* _WHAT TO DO_
Pictures aside, quote the whole listing exactly.

* _EXERCISE INPUTS_
────────────────────────────────────────
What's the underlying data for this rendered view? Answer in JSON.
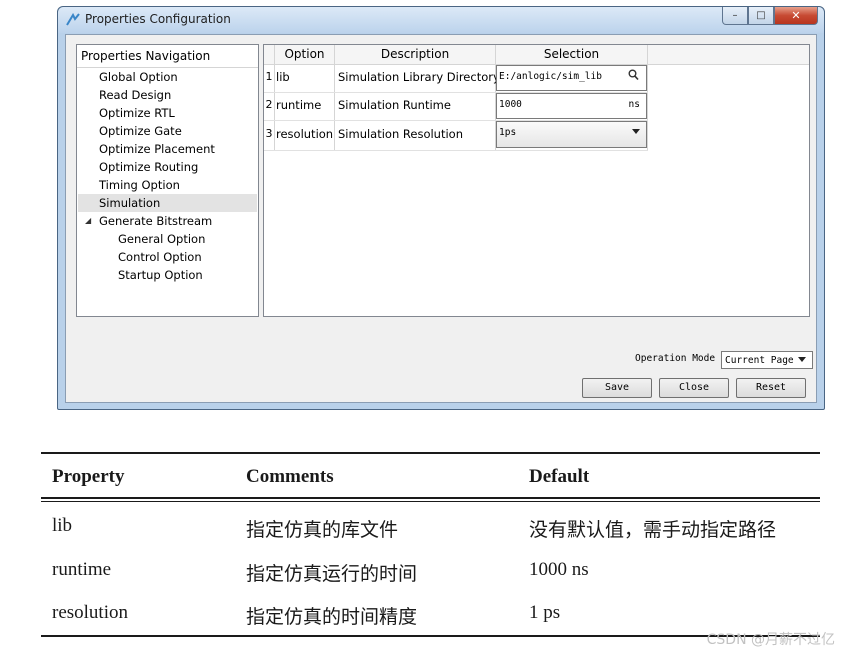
{
  "window": {
    "title": "Properties Configuration",
    "caption_buttons": {
      "minimize": "–",
      "maximize": "□",
      "close": "✕"
    }
  },
  "nav": {
    "header": "Properties Navigation",
    "items": [
      {
        "label": "Global Option"
      },
      {
        "label": "Read Design"
      },
      {
        "label": "Optimize RTL"
      },
      {
        "label": "Optimize Gate"
      },
      {
        "label": "Optimize Placement"
      },
      {
        "label": "Optimize Routing"
      },
      {
        "label": "Timing Option"
      },
      {
        "label": "Simulation",
        "selected": true
      },
      {
        "label": "Generate Bitstream",
        "expanded": true
      },
      {
        "label": "General Option"
      },
      {
        "label": "Control Option"
      },
      {
        "label": "Startup Option"
      }
    ]
  },
  "grid": {
    "columns": [
      "Option",
      "Description",
      "Selection"
    ],
    "rows": [
      {
        "num": "1",
        "option": "lib",
        "description": "Simulation Library Directory",
        "value": "E:/anlogic/sim_lib",
        "editor_icon": "search-icon"
      },
      {
        "num": "2",
        "option": "runtime",
        "description": "Simulation Runtime",
        "value": "1000",
        "unit": "ns"
      },
      {
        "num": "3",
        "option": "resolution",
        "description": "Simulation Resolution",
        "value": "1ps",
        "editor_icon": "dropdown-arrow-icon"
      }
    ]
  },
  "footer": {
    "operation_mode_label": "Operation Mode",
    "operation_mode_value": "Current Page",
    "save_label": "Save",
    "close_label": "Close",
    "reset_label": "Reset"
  },
  "doc_table": {
    "headers": [
      "Property",
      "Comments",
      "Default"
    ],
    "rows": [
      [
        "lib",
        "指定仿真的库文件",
        "没有默认值，需手动指定路径"
      ],
      [
        "runtime",
        "指定仿真运行的时间",
        "1000 ns"
      ],
      [
        "resolution",
        "指定仿真的时间精度",
        "1 ps"
      ]
    ]
  },
  "watermark": "CSDN @月薪不过亿",
  "colors": {
    "window_frame": "#b9d1ea",
    "client_bg": "#f0f0f0",
    "selected_nav_bg": "#e3e3e3",
    "close_button": "#c74a33"
  }
}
────────────────────────────────────────
* _EXERCISE RESPONSE_
What's the underlying data for this rendered view? Answer in JSON.
{
  "window": {
    "title": "Properties Configuration",
    "caption_buttons": {
      "minimize": "–",
      "maximize": "□",
      "close": "✕"
    }
  },
  "nav": {
    "header": "Properties Navigation",
    "items": [
      {
        "label": "Global Option"
      },
      {
        "label": "Read Design"
      },
      {
        "label": "Optimize RTL"
      },
      {
        "label": "Optimize Gate"
      },
      {
        "label": "Optimize Placement"
      },
      {
        "label": "Optimize Routing"
      },
      {
        "label": "Timing Option"
      },
      {
        "label": "Simulation",
        "selected": true
      },
      {
        "label": "Generate Bitstream",
        "expanded": true
      },
      {
        "label": "General Option"
      },
      {
        "label": "Control Option"
      },
      {
        "label": "Startup Option"
      }
    ]
  },
  "grid": {
    "columns": [
      "Option",
      "Description",
      "Selection"
    ],
    "rows": [
      {
        "num": "1",
        "option": "lib",
        "description": "Simulation Library Directory",
        "value": "E:/anlogic/sim_lib",
        "editor_icon": "search-icon"
      },
      {
        "num": "2",
        "option": "runtime",
        "description": "Simulation Runtime",
        "value": "1000",
        "unit": "ns"
      },
      {
        "num": "3",
        "option": "resolution",
        "description": "Simulation Resolution",
        "value": "1ps",
        "editor_icon": "dropdown-arrow-icon"
      }
    ]
  },
  "footer": {
    "operation_mode_label": "Operation Mode",
    "operation_mode_value": "Current Page",
    "save_label": "Save",
    "close_label": "Close",
    "reset_label": "Reset"
  },
  "doc_table": {
    "headers": [
      "Property",
      "Comments",
      "Default"
    ],
    "rows": [
      [
        "lib",
        "指定仿真的库文件",
        "没有默认值，需手动指定路径"
      ],
      [
        "runtime",
        "指定仿真运行的时间",
        "1000 ns"
      ],
      [
        "resolution",
        "指定仿真的时间精度",
        "1 ps"
      ]
    ]
  },
  "watermark": "CSDN @月薪不过亿",
  "colors": {
    "window_frame": "#b9d1ea",
    "client_bg": "#f0f0f0",
    "selected_nav_bg": "#e3e3e3",
    "close_button": "#c74a33"
  }
}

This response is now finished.